── MATERIAL FOR THIS TASK ──

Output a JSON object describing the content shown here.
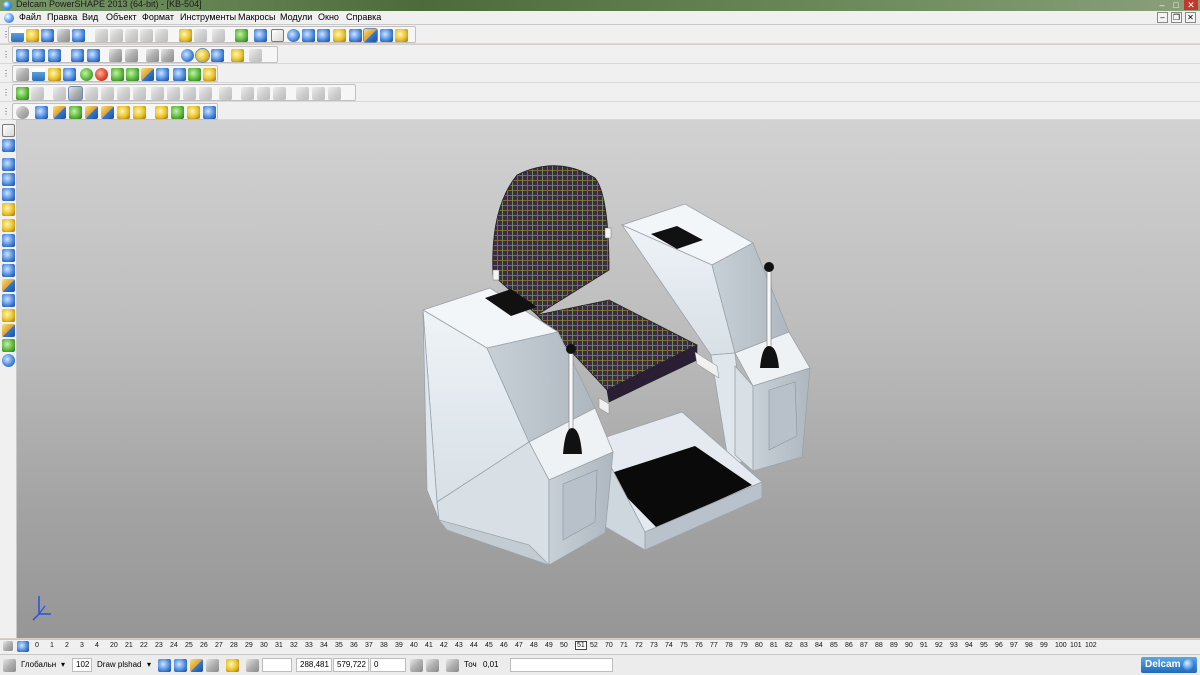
{
  "window": {
    "title": "Delcam PowerSHAPE 2013 (64-bit) - [KB-504]",
    "controls": {
      "minimize": "–",
      "maximize": "□",
      "close": "✕"
    }
  },
  "menubar": {
    "items": [
      "Файл",
      "Правка",
      "Вид",
      "Объект",
      "Формат",
      "Инструменты",
      "Макросы",
      "Модули",
      "Окно",
      "Справка"
    ],
    "mdi_controls": {
      "minimize": "–",
      "restore": "❐",
      "close": "✕"
    }
  },
  "toolbars": {
    "handle_glyph": "⋮",
    "row1_icons": [
      "new-icon",
      "open-icon",
      "save-icon",
      "print-icon",
      "cut-icon",
      "copy-icon",
      "paste-icon",
      "delete-icon",
      "undo-icon",
      "redo-icon",
      "select-icon",
      "arc-icon",
      "circle-icon",
      "line-icon",
      "curve-icon",
      "surface-icon",
      "solid-icon",
      "render-icon"
    ],
    "row2_icons": [
      "zoom-icon",
      "view-icon",
      "shade-icon",
      "wireframe-icon",
      "axis-icon",
      "green-sphere-icon",
      "red-sphere-icon",
      "play-icon",
      "cube-icon",
      "layer-icon"
    ],
    "row3_icons": [
      "view-top-icon",
      "view-front-icon",
      "view-side-icon",
      "view-iso-icon",
      "rotate-icon",
      "pan-icon",
      "fit-icon",
      "box-zoom-icon"
    ],
    "row4_icons": [
      "sphere-icon",
      "measure-icon",
      "analysis-icon",
      "shaded-cube-icon",
      "surface-cube-icon",
      "mesh-icon",
      "texture-icon",
      "curvature-icon",
      "draft-icon"
    ]
  },
  "left_toolbar": {
    "icons": [
      "pointer-icon",
      "select-mode-icon",
      "copy-icon",
      "move-icon",
      "rotate-icon",
      "mirror-icon",
      "scale-icon",
      "solid-icon",
      "surface-icon",
      "curve-icon",
      "text-icon",
      "dimension-icon",
      "workplane-icon",
      "assembly-icon",
      "feature-icon",
      "material-icon"
    ]
  },
  "viewport": {
    "background_top": "#d2d2d2",
    "background_bottom": "#969696",
    "object": "operator-chair-with-joysticks",
    "colors": {
      "console": "#e6ecf1",
      "console_shade": "#c4ccd3",
      "fabric": "#3a2c44",
      "joystick": "#111111",
      "lever": "#f6f6f6",
      "floor_pad": "#0a0a0a"
    }
  },
  "levels_bar": {
    "levels": [
      "0",
      "1",
      "2",
      "3",
      "4",
      "20",
      "21",
      "22",
      "23",
      "24",
      "25",
      "26",
      "27",
      "28",
      "29",
      "30",
      "31",
      "32",
      "33",
      "34",
      "35",
      "36",
      "37",
      "38",
      "39",
      "40",
      "41",
      "42",
      "43",
      "44",
      "45",
      "46",
      "47",
      "48",
      "49",
      "50",
      "51",
      "52",
      "70",
      "71",
      "72",
      "73",
      "74",
      "75",
      "76",
      "77",
      "78",
      "79",
      "80",
      "81",
      "82",
      "83",
      "84",
      "85",
      "86",
      "87",
      "88",
      "89",
      "90",
      "91",
      "92",
      "93",
      "94",
      "95",
      "96",
      "97",
      "98",
      "99",
      "100",
      "101",
      "102"
    ],
    "active_level": "51"
  },
  "statusbar": {
    "workplane": "Глобальн",
    "level_number": "102",
    "level_name": "Draw plshad",
    "coord_x": "288,481",
    "coord_y": "579,722",
    "coord_z": "0",
    "tolerance_label": "Точ",
    "tolerance_value": "0,01",
    "extra_field": "",
    "brand": "Delcam"
  }
}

───

* [YOUR TASK]:
All of the material above should be reproduced exactly, except the pictures.

* [SOLUTION TO THE PROBLEM]:
Output a JSON object describing the content shown here.
{
  "window": {
    "title": "Delcam PowerSHAPE 2013 (64-bit) - [KB-504]",
    "controls": {
      "minimize": "–",
      "maximize": "□",
      "close": "✕"
    }
  },
  "menubar": {
    "items": [
      "Файл",
      "Правка",
      "Вид",
      "Объект",
      "Формат",
      "Инструменты",
      "Макросы",
      "Модули",
      "Окно",
      "Справка"
    ],
    "mdi_controls": {
      "minimize": "–",
      "restore": "❐",
      "close": "✕"
    }
  },
  "toolbars": {
    "handle_glyph": "⋮",
    "row1_icons": [
      "new-icon",
      "open-icon",
      "save-icon",
      "print-icon",
      "cut-icon",
      "copy-icon",
      "paste-icon",
      "delete-icon",
      "undo-icon",
      "redo-icon",
      "select-icon",
      "arc-icon",
      "circle-icon",
      "line-icon",
      "curve-icon",
      "surface-icon",
      "solid-icon",
      "render-icon"
    ],
    "row2_icons": [
      "zoom-icon",
      "view-icon",
      "shade-icon",
      "wireframe-icon",
      "axis-icon",
      "green-sphere-icon",
      "red-sphere-icon",
      "play-icon",
      "cube-icon",
      "layer-icon"
    ],
    "row3_icons": [
      "view-top-icon",
      "view-front-icon",
      "view-side-icon",
      "view-iso-icon",
      "rotate-icon",
      "pan-icon",
      "fit-icon",
      "box-zoom-icon"
    ],
    "row4_icons": [
      "sphere-icon",
      "measure-icon",
      "analysis-icon",
      "shaded-cube-icon",
      "surface-cube-icon",
      "mesh-icon",
      "texture-icon",
      "curvature-icon",
      "draft-icon"
    ]
  },
  "left_toolbar": {
    "icons": [
      "pointer-icon",
      "select-mode-icon",
      "copy-icon",
      "move-icon",
      "rotate-icon",
      "mirror-icon",
      "scale-icon",
      "solid-icon",
      "surface-icon",
      "curve-icon",
      "text-icon",
      "dimension-icon",
      "workplane-icon",
      "assembly-icon",
      "feature-icon",
      "material-icon"
    ]
  },
  "viewport": {
    "background_top": "#d2d2d2",
    "background_bottom": "#969696",
    "object": "operator-chair-with-joysticks",
    "colors": {
      "console": "#e6ecf1",
      "console_shade": "#c4ccd3",
      "fabric": "#3a2c44",
      "joystick": "#111111",
      "lever": "#f6f6f6",
      "floor_pad": "#0a0a0a"
    }
  },
  "levels_bar": {
    "levels": [
      "0",
      "1",
      "2",
      "3",
      "4",
      "20",
      "21",
      "22",
      "23",
      "24",
      "25",
      "26",
      "27",
      "28",
      "29",
      "30",
      "31",
      "32",
      "33",
      "34",
      "35",
      "36",
      "37",
      "38",
      "39",
      "40",
      "41",
      "42",
      "43",
      "44",
      "45",
      "46",
      "47",
      "48",
      "49",
      "50",
      "51",
      "52",
      "70",
      "71",
      "72",
      "73",
      "74",
      "75",
      "76",
      "77",
      "78",
      "79",
      "80",
      "81",
      "82",
      "83",
      "84",
      "85",
      "86",
      "87",
      "88",
      "89",
      "90",
      "91",
      "92",
      "93",
      "94",
      "95",
      "96",
      "97",
      "98",
      "99",
      "100",
      "101",
      "102"
    ],
    "active_level": "51"
  },
  "statusbar": {
    "workplane": "Глобальн",
    "level_number": "102",
    "level_name": "Draw plshad",
    "coord_x": "288,481",
    "coord_y": "579,722",
    "coord_z": "0",
    "tolerance_label": "Точ",
    "tolerance_value": "0,01",
    "extra_field": "",
    "brand": "Delcam"
  }
}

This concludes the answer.